> [What the exercise asks]
Print the entries below word for word; the pictures stay out of your copy.

> [Material provided]
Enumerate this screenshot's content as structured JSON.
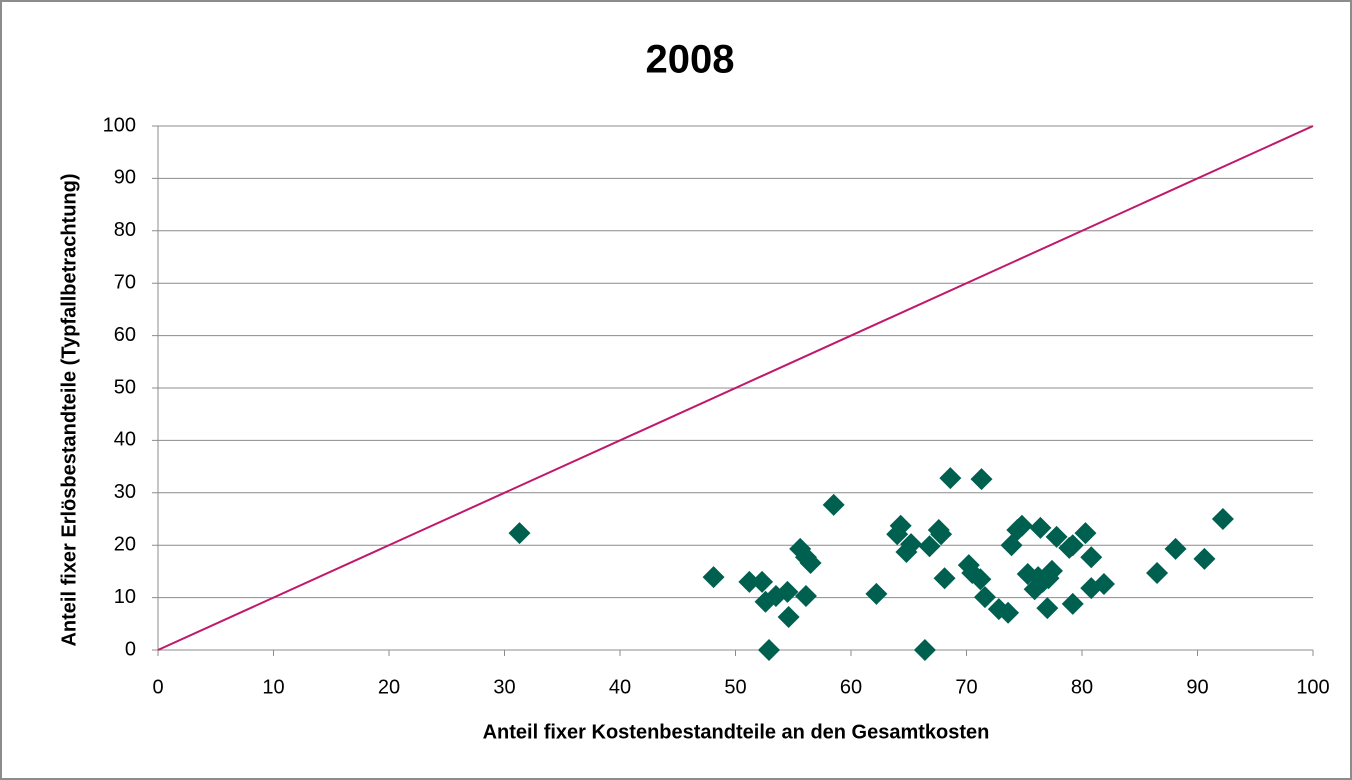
{
  "chart_data": {
    "type": "scatter",
    "title": "2008",
    "x_label": "Anteil fixer Kostenbestandteile an den Gesamtkosten",
    "y_label": "Anteil fixer Erlösbestandteile  (Typfallbetrachtung)",
    "xlim": [
      0,
      100
    ],
    "ylim": [
      0,
      100
    ],
    "xticks": [
      0,
      10,
      20,
      30,
      40,
      50,
      60,
      70,
      80,
      90,
      100
    ],
    "yticks": [
      0,
      10,
      20,
      30,
      40,
      50,
      60,
      70,
      80,
      90,
      100
    ],
    "grid": true,
    "series": [
      {
        "color": "#006050",
        "marker": "diamond",
        "x": [
          31.3,
          48.1,
          51.2,
          52.3,
          52.6,
          53.5,
          52.9,
          54.5,
          54.6,
          55.6,
          56.1,
          56.5,
          56.1,
          58.5,
          62.2,
          64.3,
          64.0,
          64.8,
          65.2,
          66.4,
          66.8,
          67.6,
          67.8,
          68.1,
          68.6,
          70.2,
          70.5,
          71.2,
          71.3,
          71.6,
          72.8,
          73.6,
          73.9,
          74.4,
          74.8,
          75.3,
          75.9,
          76.2,
          76.4,
          76.6,
          77.0,
          77.1,
          77.4,
          77.8,
          78.9,
          79.2,
          79.2,
          80.3,
          80.8,
          80.8,
          81.9,
          86.5,
          88.1,
          90.6,
          92.2
        ],
        "values": [
          22.3,
          13.9,
          13.0,
          13.0,
          9.2,
          10.3,
          0,
          11.1,
          6.3,
          19.3,
          17.7,
          16.6,
          10.3,
          27.7,
          10.7,
          23.7,
          22.1,
          18.7,
          20.2,
          0,
          19.8,
          22.9,
          22.1,
          13.7,
          32.8,
          16.2,
          14.7,
          13.5,
          32.6,
          10.1,
          7.8,
          7.1,
          20.0,
          22.9,
          23.7,
          14.5,
          11.6,
          13.9,
          23.3,
          13.0,
          8.0,
          13.7,
          15.1,
          21.6,
          19.5,
          20.0,
          8.8,
          22.3,
          17.7,
          11.8,
          12.6,
          14.7,
          19.3,
          17.4,
          25.0
        ]
      },
      {
        "color": "#c0186a",
        "marker": "line",
        "x": [
          0,
          100
        ],
        "values": [
          0,
          100
        ]
      }
    ]
  }
}
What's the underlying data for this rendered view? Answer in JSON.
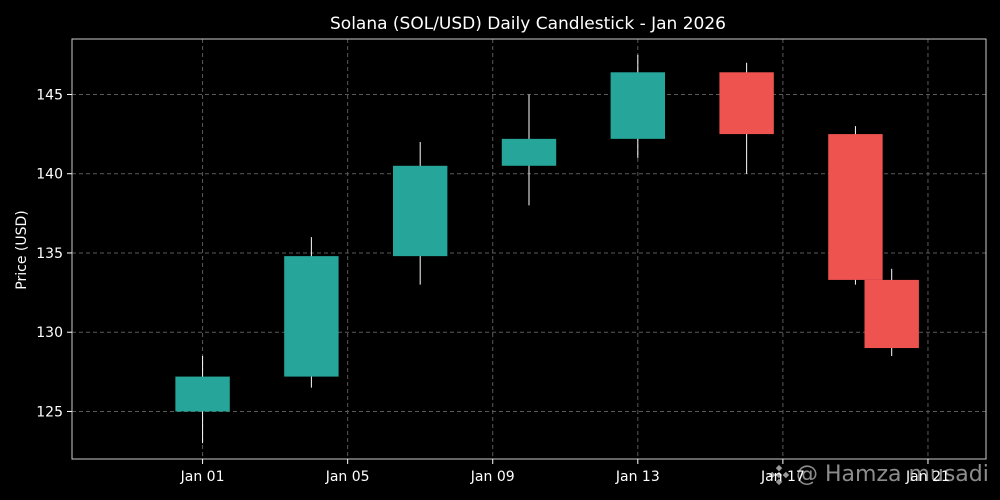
{
  "chart_data": {
    "type": "candlestick",
    "title": "Solana (SOL/USD) Daily Candlestick - Jan 2026",
    "xlabel": "",
    "ylabel": "Price (USD)",
    "ylim": [
      122,
      148.5
    ],
    "xlim": [
      -2.6,
      22.6
    ],
    "yticks": [
      125,
      130,
      135,
      140,
      145
    ],
    "xticks": [
      {
        "day": 1,
        "label": "Jan 01"
      },
      {
        "day": 5,
        "label": "Jan 05"
      },
      {
        "day": 9,
        "label": "Jan 09"
      },
      {
        "day": 13,
        "label": "Jan 13"
      },
      {
        "day": 17,
        "label": "Jan 17"
      },
      {
        "day": 21,
        "label": "Jan 21"
      }
    ],
    "grid": true,
    "colors": {
      "up": "#26a69a",
      "down": "#ef5350"
    },
    "candles": [
      {
        "day": 1,
        "open": 125.0,
        "high": 128.5,
        "low": 123.0,
        "close": 127.2
      },
      {
        "day": 4,
        "open": 127.2,
        "high": 136.0,
        "low": 126.5,
        "close": 134.8
      },
      {
        "day": 7,
        "open": 134.8,
        "high": 142.0,
        "low": 133.0,
        "close": 140.5
      },
      {
        "day": 10,
        "open": 140.5,
        "high": 145.0,
        "low": 138.0,
        "close": 142.2
      },
      {
        "day": 13,
        "open": 142.2,
        "high": 147.5,
        "low": 141.0,
        "close": 146.4
      },
      {
        "day": 16,
        "open": 146.4,
        "high": 147.0,
        "low": 140.0,
        "close": 142.5
      },
      {
        "day": 19,
        "open": 142.5,
        "high": 143.0,
        "low": 133.0,
        "close": 133.3
      },
      {
        "day": 20,
        "open": 133.3,
        "high": 134.0,
        "low": 128.5,
        "close": 129.0
      }
    ]
  },
  "watermark": {
    "text": "@ Hamza musadi",
    "icon": "binance-icon"
  }
}
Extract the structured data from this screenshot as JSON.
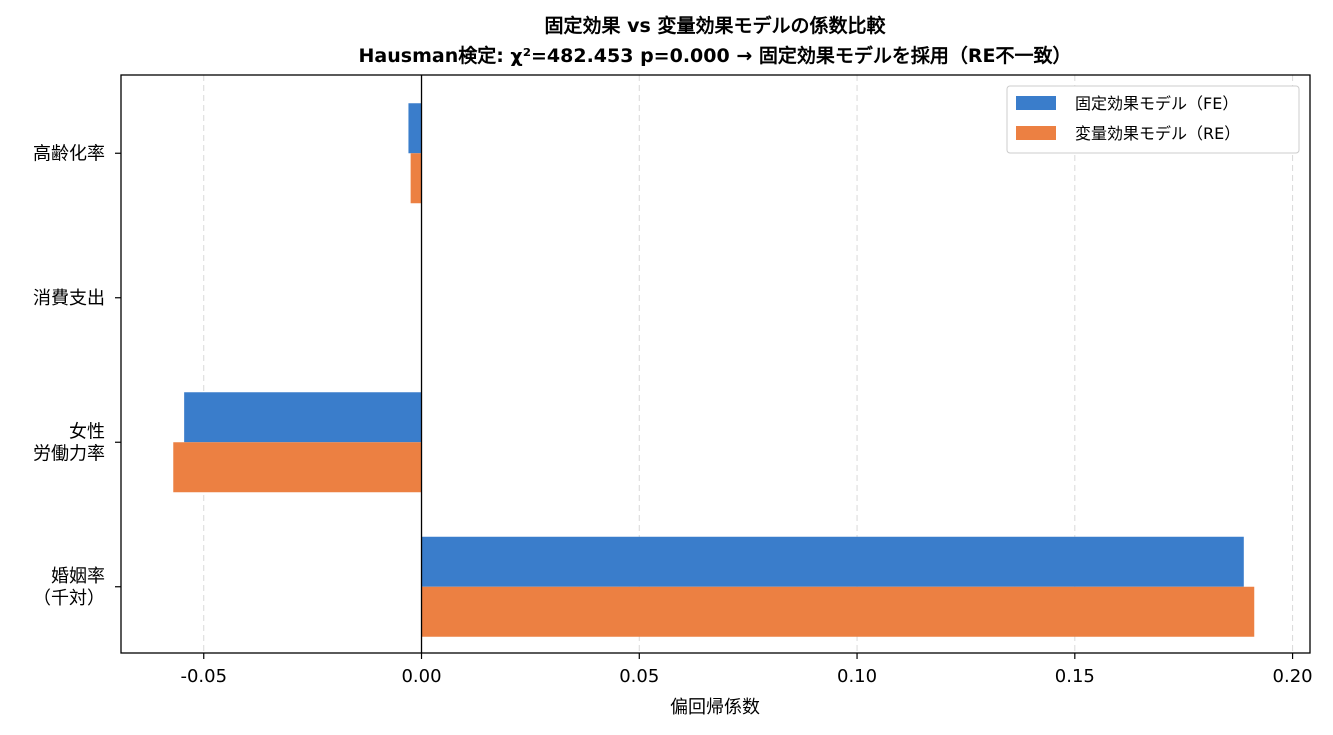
{
  "chart_data": {
    "type": "bar",
    "orientation": "horizontal",
    "title": "固定効果 vs 変量効果モデルの係数比較",
    "subtitle": "Hausman検定: χ²=482.453  p=0.000  → 固定効果モデルを採用（RE不一致）",
    "xlabel": "偏回帰係数",
    "ylabel": "",
    "categories": [
      {
        "lines": [
          "高齢化率"
        ]
      },
      {
        "lines": [
          "消費支出"
        ]
      },
      {
        "lines": [
          "女性",
          "労働力率"
        ]
      },
      {
        "lines": [
          "婚姻率",
          "（千対）"
        ]
      }
    ],
    "series": [
      {
        "name": "固定効果モデル（FE）",
        "color": "#3a7dcb",
        "values": [
          -0.003,
          0.0,
          -0.0545,
          0.1888
        ]
      },
      {
        "name": "変量効果モデル（RE）",
        "color": "#ec8042",
        "values": [
          -0.0025,
          0.0,
          -0.057,
          0.1912
        ]
      }
    ],
    "xlim": [
      -0.069,
      0.204
    ],
    "xticks": [
      {
        "value": -0.05,
        "label": "-0.05"
      },
      {
        "value": 0.0,
        "label": "0.00"
      },
      {
        "value": 0.05,
        "label": "0.05"
      },
      {
        "value": 0.1,
        "label": "0.10"
      },
      {
        "value": 0.15,
        "label": "0.15"
      },
      {
        "value": 0.2,
        "label": "0.20"
      }
    ],
    "grid": "x-dashed",
    "zero_line": true,
    "legend_position": "top-right"
  }
}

> [The response]
Enumerate this screenshot's content as structured JSON.
{
  "chart_data": {
    "type": "scatter",
    "title": "2008",
    "x_label": "Anteil fixer Kostenbestandteile an den Gesamtkosten",
    "y_label": "Anteil fixer Erlösbestandteile  (Typfallbetrachtung)",
    "xlim": [
      0,
      100
    ],
    "ylim": [
      0,
      100
    ],
    "xticks": [
      0,
      10,
      20,
      30,
      40,
      50,
      60,
      70,
      80,
      90,
      100
    ],
    "yticks": [
      0,
      10,
      20,
      30,
      40,
      50,
      60,
      70,
      80,
      90,
      100
    ],
    "grid": true,
    "series": [
      {
        "color": "#006050",
        "marker": "diamond",
        "x": [
          31.3,
          48.1,
          51.2,
          52.3,
          52.6,
          53.5,
          52.9,
          54.5,
          54.6,
          55.6,
          56.1,
          56.5,
          56.1,
          58.5,
          62.2,
          64.3,
          64.0,
          64.8,
          65.2,
          66.4,
          66.8,
          67.6,
          67.8,
          68.1,
          68.6,
          70.2,
          70.5,
          71.2,
          71.3,
          71.6,
          72.8,
          73.6,
          73.9,
          74.4,
          74.8,
          75.3,
          75.9,
          76.2,
          76.4,
          76.6,
          77.0,
          77.1,
          77.4,
          77.8,
          78.9,
          79.2,
          79.2,
          80.3,
          80.8,
          80.8,
          81.9,
          86.5,
          88.1,
          90.6,
          92.2
        ],
        "values": [
          22.3,
          13.9,
          13.0,
          13.0,
          9.2,
          10.3,
          0,
          11.1,
          6.3,
          19.3,
          17.7,
          16.6,
          10.3,
          27.7,
          10.7,
          23.7,
          22.1,
          18.7,
          20.2,
          0,
          19.8,
          22.9,
          22.1,
          13.7,
          32.8,
          16.2,
          14.7,
          13.5,
          32.6,
          10.1,
          7.8,
          7.1,
          20.0,
          22.9,
          23.7,
          14.5,
          11.6,
          13.9,
          23.3,
          13.0,
          8.0,
          13.7,
          15.1,
          21.6,
          19.5,
          20.0,
          8.8,
          22.3,
          17.7,
          11.8,
          12.6,
          14.7,
          19.3,
          17.4,
          25.0
        ]
      },
      {
        "color": "#c0186a",
        "marker": "line",
        "x": [
          0,
          100
        ],
        "values": [
          0,
          100
        ]
      }
    ]
  }
}
What's the underlying data for this rendered view? Answer in JSON.
{
  "chart_data": {
    "type": "candlestick",
    "title": "Solana (SOL/USD) Daily Candlestick - Jan 2026",
    "xlabel": "",
    "ylabel": "Price (USD)",
    "ylim": [
      122,
      148.5
    ],
    "xlim": [
      -2.6,
      22.6
    ],
    "yticks": [
      125,
      130,
      135,
      140,
      145
    ],
    "xticks": [
      {
        "day": 1,
        "label": "Jan 01"
      },
      {
        "day": 5,
        "label": "Jan 05"
      },
      {
        "day": 9,
        "label": "Jan 09"
      },
      {
        "day": 13,
        "label": "Jan 13"
      },
      {
        "day": 17,
        "label": "Jan 17"
      },
      {
        "day": 21,
        "label": "Jan 21"
      }
    ],
    "grid": true,
    "colors": {
      "up": "#26a69a",
      "down": "#ef5350"
    },
    "candles": [
      {
        "day": 1,
        "open": 125.0,
        "high": 128.5,
        "low": 123.0,
        "close": 127.2
      },
      {
        "day": 4,
        "open": 127.2,
        "high": 136.0,
        "low": 126.5,
        "close": 134.8
      },
      {
        "day": 7,
        "open": 134.8,
        "high": 142.0,
        "low": 133.0,
        "close": 140.5
      },
      {
        "day": 10,
        "open": 140.5,
        "high": 145.0,
        "low": 138.0,
        "close": 142.2
      },
      {
        "day": 13,
        "open": 142.2,
        "high": 147.5,
        "low": 141.0,
        "close": 146.4
      },
      {
        "day": 16,
        "open": 146.4,
        "high": 147.0,
        "low": 140.0,
        "close": 142.5
      },
      {
        "day": 19,
        "open": 142.5,
        "high": 143.0,
        "low": 133.0,
        "close": 133.3
      },
      {
        "day": 20,
        "open": 133.3,
        "high": 134.0,
        "low": 128.5,
        "close": 129.0
      }
    ]
  },
  "watermark": {
    "text": "@ Hamza musadi",
    "icon": "binance-icon"
  }
}
Extract the structured data from this screenshot as JSON.
{
  "chart_data": {
    "type": "bar",
    "orientation": "horizontal",
    "title": "固定効果 vs 変量効果モデルの係数比較",
    "subtitle": "Hausman検定: χ²=482.453  p=0.000  → 固定効果モデルを採用（RE不一致）",
    "xlabel": "偏回帰係数",
    "ylabel": "",
    "categories": [
      {
        "lines": [
          "高齢化率"
        ]
      },
      {
        "lines": [
          "消費支出"
        ]
      },
      {
        "lines": [
          "女性",
          "労働力率"
        ]
      },
      {
        "lines": [
          "婚姻率",
          "（千対）"
        ]
      }
    ],
    "series": [
      {
        "name": "固定効果モデル（FE）",
        "color": "#3a7dcb",
        "values": [
          -0.003,
          0.0,
          -0.0545,
          0.1888
        ]
      },
      {
        "name": "変量効果モデル（RE）",
        "color": "#ec8042",
        "values": [
          -0.0025,
          0.0,
          -0.057,
          0.1912
        ]
      }
    ],
    "xlim": [
      -0.069,
      0.204
    ],
    "xticks": [
      {
        "value": -0.05,
        "label": "-0.05"
      },
      {
        "value": 0.0,
        "label": "0.00"
      },
      {
        "value": 0.05,
        "label": "0.05"
      },
      {
        "value": 0.1,
        "label": "0.10"
      },
      {
        "value": 0.15,
        "label": "0.15"
      },
      {
        "value": 0.2,
        "label": "0.20"
      }
    ],
    "grid": "x-dashed",
    "zero_line": true,
    "legend_position": "top-right"
  }
}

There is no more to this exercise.